— Exercise aim —
Retype each entry below, keeping every character the same.

Stored entries
◇ ◇ ◇ ◇

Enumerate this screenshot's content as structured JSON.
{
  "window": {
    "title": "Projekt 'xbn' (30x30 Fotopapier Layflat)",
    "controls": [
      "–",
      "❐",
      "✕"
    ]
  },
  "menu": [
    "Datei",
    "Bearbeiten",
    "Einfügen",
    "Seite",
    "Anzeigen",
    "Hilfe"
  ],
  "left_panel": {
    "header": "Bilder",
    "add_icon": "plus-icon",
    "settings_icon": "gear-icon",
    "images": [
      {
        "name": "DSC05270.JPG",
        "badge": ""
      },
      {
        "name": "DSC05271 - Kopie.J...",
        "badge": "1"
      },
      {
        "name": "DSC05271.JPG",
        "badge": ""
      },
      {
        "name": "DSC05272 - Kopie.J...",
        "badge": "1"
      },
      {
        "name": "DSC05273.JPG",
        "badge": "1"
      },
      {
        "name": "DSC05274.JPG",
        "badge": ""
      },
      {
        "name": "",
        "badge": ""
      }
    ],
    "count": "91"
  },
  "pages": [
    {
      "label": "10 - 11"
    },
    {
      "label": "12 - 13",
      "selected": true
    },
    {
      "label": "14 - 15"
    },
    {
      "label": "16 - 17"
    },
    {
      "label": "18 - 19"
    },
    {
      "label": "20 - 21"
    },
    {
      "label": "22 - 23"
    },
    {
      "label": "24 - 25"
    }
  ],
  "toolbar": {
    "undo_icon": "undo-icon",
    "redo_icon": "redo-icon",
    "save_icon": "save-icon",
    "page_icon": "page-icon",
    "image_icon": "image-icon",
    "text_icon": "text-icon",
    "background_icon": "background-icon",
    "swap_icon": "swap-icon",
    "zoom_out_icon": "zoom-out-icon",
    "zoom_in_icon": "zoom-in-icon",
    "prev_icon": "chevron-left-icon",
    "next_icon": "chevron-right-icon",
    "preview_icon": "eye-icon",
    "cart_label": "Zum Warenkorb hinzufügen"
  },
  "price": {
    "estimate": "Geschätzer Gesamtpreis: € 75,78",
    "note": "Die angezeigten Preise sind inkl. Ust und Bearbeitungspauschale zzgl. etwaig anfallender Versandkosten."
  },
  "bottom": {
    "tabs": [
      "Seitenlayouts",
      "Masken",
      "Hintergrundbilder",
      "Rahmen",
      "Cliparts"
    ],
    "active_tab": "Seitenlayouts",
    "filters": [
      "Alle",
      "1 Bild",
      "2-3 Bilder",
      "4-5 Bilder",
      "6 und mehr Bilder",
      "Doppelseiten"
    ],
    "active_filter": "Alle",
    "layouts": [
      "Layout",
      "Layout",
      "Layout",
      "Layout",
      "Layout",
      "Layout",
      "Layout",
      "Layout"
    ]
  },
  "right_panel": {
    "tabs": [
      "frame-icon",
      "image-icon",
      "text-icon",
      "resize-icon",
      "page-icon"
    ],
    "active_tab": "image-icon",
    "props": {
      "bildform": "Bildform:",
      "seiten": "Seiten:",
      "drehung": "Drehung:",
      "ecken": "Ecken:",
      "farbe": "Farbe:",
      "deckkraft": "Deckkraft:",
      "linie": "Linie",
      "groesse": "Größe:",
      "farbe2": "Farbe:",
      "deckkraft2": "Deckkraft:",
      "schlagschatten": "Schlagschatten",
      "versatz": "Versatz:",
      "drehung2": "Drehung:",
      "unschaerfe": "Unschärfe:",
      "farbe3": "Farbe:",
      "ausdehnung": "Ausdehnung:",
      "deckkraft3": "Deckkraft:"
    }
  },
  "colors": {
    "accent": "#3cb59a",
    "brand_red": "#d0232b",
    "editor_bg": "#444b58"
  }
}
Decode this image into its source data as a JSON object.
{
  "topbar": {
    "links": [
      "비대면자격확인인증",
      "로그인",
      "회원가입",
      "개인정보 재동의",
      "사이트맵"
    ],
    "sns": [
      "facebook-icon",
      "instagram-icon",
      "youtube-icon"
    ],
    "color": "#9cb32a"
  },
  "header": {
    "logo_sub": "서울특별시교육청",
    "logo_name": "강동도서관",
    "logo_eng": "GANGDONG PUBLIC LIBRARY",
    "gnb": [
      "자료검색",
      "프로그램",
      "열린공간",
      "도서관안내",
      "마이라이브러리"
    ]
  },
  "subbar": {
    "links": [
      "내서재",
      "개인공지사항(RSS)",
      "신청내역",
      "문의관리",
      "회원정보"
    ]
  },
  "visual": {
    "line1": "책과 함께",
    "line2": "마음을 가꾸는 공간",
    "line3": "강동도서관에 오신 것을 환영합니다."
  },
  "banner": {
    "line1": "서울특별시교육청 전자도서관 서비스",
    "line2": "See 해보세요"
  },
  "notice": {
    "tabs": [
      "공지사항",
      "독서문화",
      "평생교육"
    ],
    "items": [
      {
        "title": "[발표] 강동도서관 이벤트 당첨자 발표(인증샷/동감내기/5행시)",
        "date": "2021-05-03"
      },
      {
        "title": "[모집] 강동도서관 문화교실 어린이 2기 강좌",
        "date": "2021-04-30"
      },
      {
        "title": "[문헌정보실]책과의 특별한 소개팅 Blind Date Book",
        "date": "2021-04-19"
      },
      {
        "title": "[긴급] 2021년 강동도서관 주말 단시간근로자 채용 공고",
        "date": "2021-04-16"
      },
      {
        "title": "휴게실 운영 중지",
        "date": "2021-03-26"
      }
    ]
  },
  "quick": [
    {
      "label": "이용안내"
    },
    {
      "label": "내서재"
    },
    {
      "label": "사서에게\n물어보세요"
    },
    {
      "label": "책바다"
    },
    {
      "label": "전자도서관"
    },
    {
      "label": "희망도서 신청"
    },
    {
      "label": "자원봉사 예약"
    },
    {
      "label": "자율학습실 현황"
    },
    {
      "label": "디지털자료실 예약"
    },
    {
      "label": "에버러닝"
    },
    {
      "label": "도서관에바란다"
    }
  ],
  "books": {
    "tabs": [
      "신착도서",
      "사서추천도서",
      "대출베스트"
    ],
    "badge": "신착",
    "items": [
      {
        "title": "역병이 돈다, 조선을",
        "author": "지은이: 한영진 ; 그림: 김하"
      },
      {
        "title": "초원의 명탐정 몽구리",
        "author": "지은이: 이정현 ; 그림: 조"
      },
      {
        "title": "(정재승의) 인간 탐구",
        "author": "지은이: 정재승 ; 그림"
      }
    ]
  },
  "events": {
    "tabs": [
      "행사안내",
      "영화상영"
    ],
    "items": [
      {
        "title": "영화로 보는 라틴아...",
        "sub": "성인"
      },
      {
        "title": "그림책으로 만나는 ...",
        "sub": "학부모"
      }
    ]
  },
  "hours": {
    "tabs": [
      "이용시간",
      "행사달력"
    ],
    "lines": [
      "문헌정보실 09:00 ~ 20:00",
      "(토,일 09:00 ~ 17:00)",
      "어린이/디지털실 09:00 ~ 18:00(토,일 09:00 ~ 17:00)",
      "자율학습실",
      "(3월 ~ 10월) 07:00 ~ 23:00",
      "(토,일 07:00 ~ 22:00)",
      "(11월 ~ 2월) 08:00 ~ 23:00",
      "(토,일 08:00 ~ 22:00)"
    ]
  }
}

◇ ◇ ◇ ◇

— Answer to this problem —
Enumerate this screenshot's content as structured JSON.
{
  "window": {
    "title": "Projekt 'xbn' (30x30 Fotopapier Layflat)",
    "controls": [
      "–",
      "❐",
      "✕"
    ]
  },
  "menu": [
    "Datei",
    "Bearbeiten",
    "Einfügen",
    "Seite",
    "Anzeigen",
    "Hilfe"
  ],
  "left_panel": {
    "header": "Bilder",
    "add_icon": "plus-icon",
    "settings_icon": "gear-icon",
    "images": [
      {
        "name": "DSC05270.JPG",
        "badge": ""
      },
      {
        "name": "DSC05271 - Kopie.J...",
        "badge": "1"
      },
      {
        "name": "DSC05271.JPG",
        "badge": ""
      },
      {
        "name": "DSC05272 - Kopie.J...",
        "badge": "1"
      },
      {
        "name": "DSC05273.JPG",
        "badge": "1"
      },
      {
        "name": "DSC05274.JPG",
        "badge": ""
      },
      {
        "name": "",
        "badge": ""
      }
    ],
    "count": "91"
  },
  "pages": [
    {
      "label": "10 - 11"
    },
    {
      "label": "12 - 13",
      "selected": true
    },
    {
      "label": "14 - 15"
    },
    {
      "label": "16 - 17"
    },
    {
      "label": "18 - 19"
    },
    {
      "label": "20 - 21"
    },
    {
      "label": "22 - 23"
    },
    {
      "label": "24 - 25"
    }
  ],
  "toolbar": {
    "undo_icon": "undo-icon",
    "redo_icon": "redo-icon",
    "save_icon": "save-icon",
    "page_icon": "page-icon",
    "image_icon": "image-icon",
    "text_icon": "text-icon",
    "background_icon": "background-icon",
    "swap_icon": "swap-icon",
    "zoom_out_icon": "zoom-out-icon",
    "zoom_in_icon": "zoom-in-icon",
    "prev_icon": "chevron-left-icon",
    "next_icon": "chevron-right-icon",
    "preview_icon": "eye-icon",
    "cart_label": "Zum Warenkorb hinzufügen"
  },
  "price": {
    "estimate": "Geschätzer Gesamtpreis: € 75,78",
    "note": "Die angezeigten Preise sind inkl. Ust und Bearbeitungspauschale zzgl. etwaig anfallender Versandkosten."
  },
  "bottom": {
    "tabs": [
      "Seitenlayouts",
      "Masken",
      "Hintergrundbilder",
      "Rahmen",
      "Cliparts"
    ],
    "active_tab": "Seitenlayouts",
    "filters": [
      "Alle",
      "1 Bild",
      "2-3 Bilder",
      "4-5 Bilder",
      "6 und mehr Bilder",
      "Doppelseiten"
    ],
    "active_filter": "Alle",
    "layouts": [
      "Layout",
      "Layout",
      "Layout",
      "Layout",
      "Layout",
      "Layout",
      "Layout",
      "Layout"
    ]
  },
  "right_panel": {
    "tabs": [
      "frame-icon",
      "image-icon",
      "text-icon",
      "resize-icon",
      "page-icon"
    ],
    "active_tab": "image-icon",
    "props": {
      "bildform": "Bildform:",
      "seiten": "Seiten:",
      "drehung": "Drehung:",
      "ecken": "Ecken:",
      "farbe": "Farbe:",
      "deckkraft": "Deckkraft:",
      "linie": "Linie",
      "groesse": "Größe:",
      "farbe2": "Farbe:",
      "deckkraft2": "Deckkraft:",
      "schlagschatten": "Schlagschatten",
      "versatz": "Versatz:",
      "drehung2": "Drehung:",
      "unschaerfe": "Unschärfe:",
      "farbe3": "Farbe:",
      "ausdehnung": "Ausdehnung:",
      "deckkraft3": "Deckkraft:"
    }
  },
  "colors": {
    "accent": "#3cb59a",
    "brand_red": "#d0232b",
    "editor_bg": "#444b58"
  }
}
Decode this image into its source data as a JSON object.
{
  "topbar": {
    "links": [
      "비대면자격확인인증",
      "로그인",
      "회원가입",
      "개인정보 재동의",
      "사이트맵"
    ],
    "sns": [
      "facebook-icon",
      "instagram-icon",
      "youtube-icon"
    ],
    "color": "#9cb32a"
  },
  "header": {
    "logo_sub": "서울특별시교육청",
    "logo_name": "강동도서관",
    "logo_eng": "GANGDONG PUBLIC LIBRARY",
    "gnb": [
      "자료검색",
      "프로그램",
      "열린공간",
      "도서관안내",
      "마이라이브러리"
    ]
  },
  "subbar": {
    "links": [
      "내서재",
      "개인공지사항(RSS)",
      "신청내역",
      "문의관리",
      "회원정보"
    ]
  },
  "visual": {
    "line1": "책과 함께",
    "line2": "마음을 가꾸는 공간",
    "line3": "강동도서관에 오신 것을 환영합니다."
  },
  "banner": {
    "line1": "서울특별시교육청 전자도서관 서비스",
    "line2": "See 해보세요"
  },
  "notice": {
    "tabs": [
      "공지사항",
      "독서문화",
      "평생교육"
    ],
    "items": [
      {
        "title": "[발표] 강동도서관 이벤트 당첨자 발표(인증샷/동감내기/5행시)",
        "date": "2021-05-03"
      },
      {
        "title": "[모집] 강동도서관 문화교실 어린이 2기 강좌",
        "date": "2021-04-30"
      },
      {
        "title": "[문헌정보실]책과의 특별한 소개팅 Blind Date Book",
        "date": "2021-04-19"
      },
      {
        "title": "[긴급] 2021년 강동도서관 주말 단시간근로자 채용 공고",
        "date": "2021-04-16"
      },
      {
        "title": "휴게실 운영 중지",
        "date": "2021-03-26"
      }
    ]
  },
  "quick": [
    {
      "label": "이용안내"
    },
    {
      "label": "내서재"
    },
    {
      "label": "사서에게\n물어보세요"
    },
    {
      "label": "책바다"
    },
    {
      "label": "전자도서관"
    },
    {
      "label": "희망도서 신청"
    },
    {
      "label": "자원봉사 예약"
    },
    {
      "label": "자율학습실 현황"
    },
    {
      "label": "디지털자료실 예약"
    },
    {
      "label": "에버러닝"
    },
    {
      "label": "도서관에바란다"
    }
  ],
  "books": {
    "tabs": [
      "신착도서",
      "사서추천도서",
      "대출베스트"
    ],
    "badge": "신착",
    "items": [
      {
        "title": "역병이 돈다, 조선을",
        "author": "지은이: 한영진 ; 그림: 김하"
      },
      {
        "title": "초원의 명탐정 몽구리",
        "author": "지은이: 이정현 ; 그림: 조"
      },
      {
        "title": "(정재승의) 인간 탐구",
        "author": "지은이: 정재승 ; 그림"
      }
    ]
  },
  "events": {
    "tabs": [
      "행사안내",
      "영화상영"
    ],
    "items": [
      {
        "title": "영화로 보는 라틴아...",
        "sub": "성인"
      },
      {
        "title": "그림책으로 만나는 ...",
        "sub": "학부모"
      }
    ]
  },
  "hours": {
    "tabs": [
      "이용시간",
      "행사달력"
    ],
    "lines": [
      "문헌정보실 09:00 ~ 20:00",
      "(토,일 09:00 ~ 17:00)",
      "어린이/디지털실 09:00 ~ 18:00(토,일 09:00 ~ 17:00)",
      "자율학습실",
      "(3월 ~ 10월) 07:00 ~ 23:00",
      "(토,일 07:00 ~ 22:00)",
      "(11월 ~ 2월) 08:00 ~ 23:00",
      "(토,일 08:00 ~ 22:00)"
    ]
  }
}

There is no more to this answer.